Aim of the exercise>
Count the lines in the listing below that contain the string "anticyclone", and give only the number.

Dataset records>
..........
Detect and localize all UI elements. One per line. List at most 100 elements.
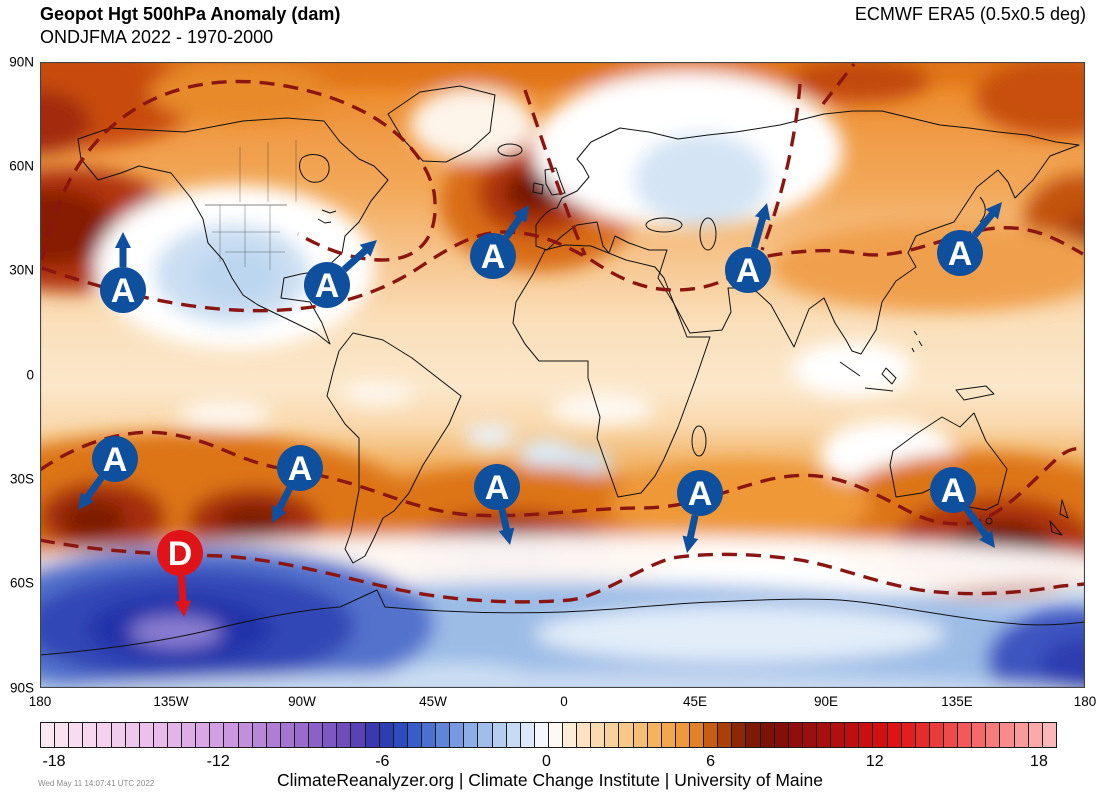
colorbar-cell	[365, 723, 380, 747]
colorbar-cell	[647, 723, 662, 747]
svg-text:A: A	[481, 238, 506, 276]
colorbar-cell	[436, 723, 451, 747]
anticyclone-marker: A	[78, 436, 138, 510]
colorbar-cell	[548, 723, 564, 747]
colorbar-tick-label: 18	[1030, 753, 1048, 770]
colorbar-cell	[746, 723, 761, 747]
colorbar-tick-label: 6	[706, 753, 716, 770]
svg-text:A: A	[315, 267, 340, 305]
lat-tick-label: 60N	[9, 158, 34, 174]
lat-tick-label: 90N	[9, 54, 34, 70]
colorbar-cell	[464, 723, 479, 747]
lat-tick-label: 30N	[9, 262, 34, 278]
colorbar-cell	[407, 723, 422, 747]
colorbar-cell	[506, 723, 521, 747]
anticyclone-marker: A	[725, 203, 771, 293]
colorbar-tick-label: -6	[375, 753, 390, 770]
colorbar-cell	[224, 723, 239, 747]
colorbar-cell	[788, 723, 803, 747]
colorbar-tick-label: 12	[865, 753, 884, 770]
colorbar-cell	[210, 723, 225, 747]
colorbar-cell	[55, 723, 70, 747]
colorbar-cell	[379, 723, 394, 747]
colorbar-cell	[887, 723, 902, 747]
colorbar-cell	[153, 723, 168, 747]
anticyclone-marker: A	[304, 240, 377, 308]
colorbar-cell	[125, 723, 140, 747]
world-map: A A A A A A A A A A D	[0, 45, 1100, 732]
svg-text:A: A	[941, 472, 966, 510]
colorbar-cell	[1014, 723, 1029, 747]
colorbar-cell	[873, 723, 888, 747]
page-subtitle: ONDJFMA 2022 - 1970-2000	[40, 27, 274, 47]
svg-text:A: A	[288, 450, 313, 488]
colorbar-cell	[915, 723, 930, 747]
coastlines	[39, 85, 1086, 656]
colorbar-cell	[309, 723, 324, 747]
colorbar-cell	[817, 723, 832, 747]
anticyclone-marker: A	[930, 467, 995, 548]
colorbar-cell	[661, 723, 676, 747]
anticyclone-marker: A	[937, 202, 1002, 276]
colorbar-cell	[760, 723, 775, 747]
colorbar-cell	[478, 723, 493, 747]
colorbar-cell	[831, 723, 846, 747]
dashed-contours	[39, 62, 1086, 604]
depression-marker: D	[157, 530, 203, 617]
data-source-label: ECMWF ERA5 (0.5x0.5 deg)	[854, 4, 1086, 24]
lon-tick-label: 90W	[288, 694, 316, 709]
colorbar-cell	[351, 723, 366, 747]
colorbar-cell	[718, 723, 733, 747]
svg-text:A: A	[103, 441, 128, 479]
lon-tick-label: 45W	[419, 694, 447, 709]
lat-tick-label: 30S	[9, 471, 34, 487]
colorbar-cell	[520, 723, 535, 747]
colorbar-cell	[859, 723, 874, 747]
svg-text:A: A	[111, 272, 136, 310]
colorbar-cell	[690, 723, 705, 747]
page-title: Geopot Hgt 500hPa Anomaly (dam)	[40, 4, 341, 24]
credit-line: ClimateReanalyzer.org | Climate Change I…	[277, 770, 823, 790]
colorbar-cell	[83, 723, 98, 747]
colorbar-cell	[929, 723, 944, 747]
colorbar-cell	[323, 723, 338, 747]
colorbar-tick-label: 0	[542, 753, 551, 770]
colorbar-cell	[1042, 723, 1056, 747]
anticyclone-marker: A	[100, 232, 146, 313]
colorbar-cell	[704, 723, 719, 747]
colorbar-cell	[294, 723, 310, 747]
lon-tick-label: 0	[560, 694, 568, 709]
colorbar-cell	[238, 723, 253, 747]
colorbar-cell	[732, 723, 747, 747]
svg-text:A: A	[688, 475, 713, 513]
colorbar-cell	[958, 723, 973, 747]
lat-tick-label: 0	[26, 367, 34, 383]
colorbar-cell	[944, 723, 959, 747]
colorbar-cell	[97, 723, 112, 747]
colorbar-cell	[986, 723, 1001, 747]
colorbar-cell	[675, 723, 691, 747]
colorbar-tick-label: -12	[206, 753, 230, 770]
colorbar-cell	[280, 723, 295, 747]
colorbar-cell	[774, 723, 789, 747]
colorbar-cell	[69, 723, 84, 747]
colorbar-cell	[111, 723, 126, 747]
lat-tick-label: 90S	[9, 680, 34, 696]
colorbar-cell	[139, 723, 154, 747]
colorbar-cell	[266, 723, 281, 747]
colorbar-tick-label: -18	[42, 753, 66, 770]
pressure-markers: A A A A A A A A A A D	[78, 202, 1002, 617]
colorbar-cell	[337, 723, 352, 747]
lon-tick-label: 135W	[153, 694, 189, 709]
colorbar-cell	[1028, 723, 1043, 747]
anticyclone-marker: A	[474, 464, 520, 545]
colorbar-cell	[633, 723, 648, 747]
colorbar-cell	[577, 723, 592, 747]
anticyclone-marker: A	[677, 470, 723, 553]
map-frame	[39, 61, 1086, 689]
colorbar	[40, 722, 1057, 748]
colorbar-cell	[421, 723, 437, 747]
lon-tick-label: 135E	[941, 694, 973, 709]
colorbar-cell	[534, 723, 549, 747]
..........
Expected answer>
8